SHORT PROBLEM: All of the material should be reproduced exactly, with pictures left out.

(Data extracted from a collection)

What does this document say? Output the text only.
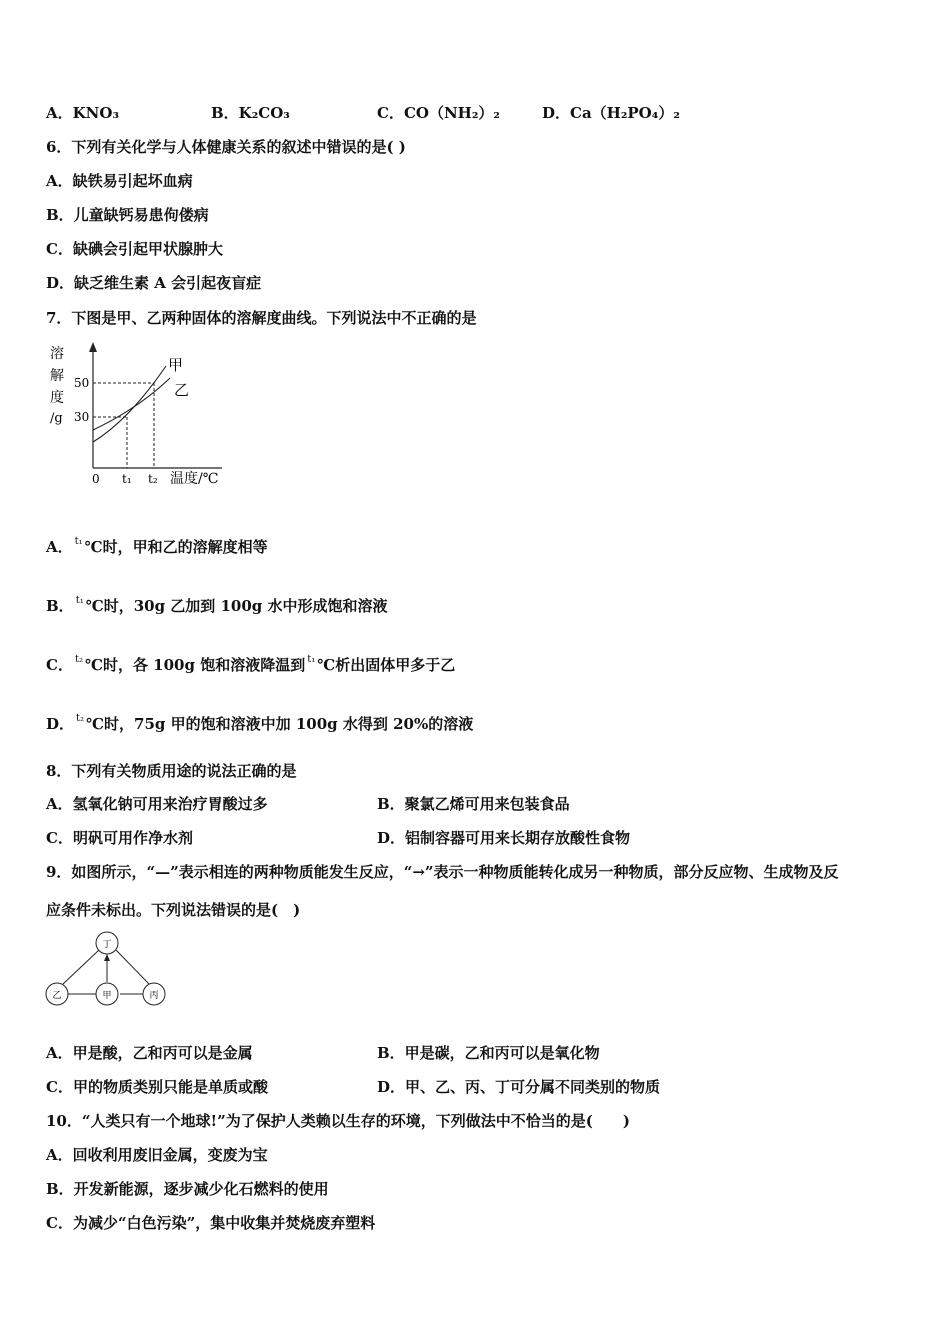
A．KNO₃	B．K₂CO₃	C．CO（NH₂）₂	D．Ca（H₂PO₄）₂
6．下列有关化学与人体健康关系的叙述中错误的是( )
A．缺铁易引起坏血病
B．儿童缺钙易患佝偻病
C．缺碘会引起甲状腺肿大
D．缺乏维生素 A 会引起夜盲症
7．下图是甲、乙两种固体的溶解度曲线。下列说法中不正确的是
溶
解
度
/g
50
30
甲
乙
0 t₁ t₂ 温度/℃
A． $^{t_1}$ ℃时，甲和乙的溶解度相等
B． $^{t_1}$ ℃时，30g 乙加到 100g 水中形成饱和溶液
C． $^{t_2}$ ℃时，各 100g 饱和溶液降温到 $^{t_1}$ ℃析出固体甲多于乙
D． $^{t_2}$ ℃时，75g 甲的饱和溶液中加 100g 水得到 20%的溶液
8．下列有关物质用途的说法正确的是
A．氢氧化钠可用来治疗胃酸过多	B．聚氯乙烯可用来包装食品
C．明矾可用作净水剂	D．铝制容器可用来长期存放酸性食物
9．如图所示，“—”表示相连的两种物质能发生反应，“→”表示一种物质能转化成另一种物质，部分反应物、生成物及反
应条件未标出。下列说法错误的是(　)
丁
乙	甲	丙
A．甲是酸，乙和丙可以是金属	B．甲是碳，乙和丙可以是氧化物
C．甲的物质类别只能是单质或酸	D．甲、乙、丙、丁可分属不同类别的物质
10．“人类只有一个地球!”为了保护人类赖以生存的环境，下列做法中不恰当的是(　　)
A．回收利用废旧金属，变废为宝
B．开发新能源，逐步减少化石燃料的使用
C．为减少“白色污染”，集中收集并焚烧废弃塑料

OUTPUT FOR THIS TASK:
What does this document say? Output the text only.
A．KNO₃	B．K₂CO₃	C．CO（NH₂）₂	D．Ca（H₂PO₄）₂
6．下列有关化学与人体健康关系的叙述中错误的是( )
A．缺铁易引起坏血病
B．儿童缺钙易患佝偻病
C．缺碘会引起甲状腺肿大
D．缺乏维生素 A 会引起夜盲症
7．下图是甲、乙两种固体的溶解度曲线。下列说法中不正确的是
溶
解
度
/g
50
30
甲
乙
0 t₁ t₂ 温度/℃
A． $^{t_1}$ ℃时，甲和乙的溶解度相等
B． $^{t_1}$ ℃时，30g 乙加到 100g 水中形成饱和溶液
C． $^{t_2}$ ℃时，各 100g 饱和溶液降温到 $^{t_1}$ ℃析出固体甲多于乙
D． $^{t_2}$ ℃时，75g 甲的饱和溶液中加 100g 水得到 20%的溶液
8．下列有关物质用途的说法正确的是
A．氢氧化钠可用来治疗胃酸过多	B．聚氯乙烯可用来包装食品
C．明矾可用作净水剂	D．铝制容器可用来长期存放酸性食物
9．如图所示，“—”表示相连的两种物质能发生反应，“→”表示一种物质能转化成另一种物质，部分反应物、生成物及反
应条件未标出。下列说法错误的是(　)
丁
乙	甲	丙
A．甲是酸，乙和丙可以是金属	B．甲是碳，乙和丙可以是氧化物
C．甲的物质类别只能是单质或酸	D．甲、乙、丙、丁可分属不同类别的物质
10．“人类只有一个地球!”为了保护人类赖以生存的环境，下列做法中不恰当的是(　　)
A．回收利用废旧金属，变废为宝
B．开发新能源，逐步减少化石燃料的使用
C．为减少“白色污染”，集中收集并焚烧废弃塑料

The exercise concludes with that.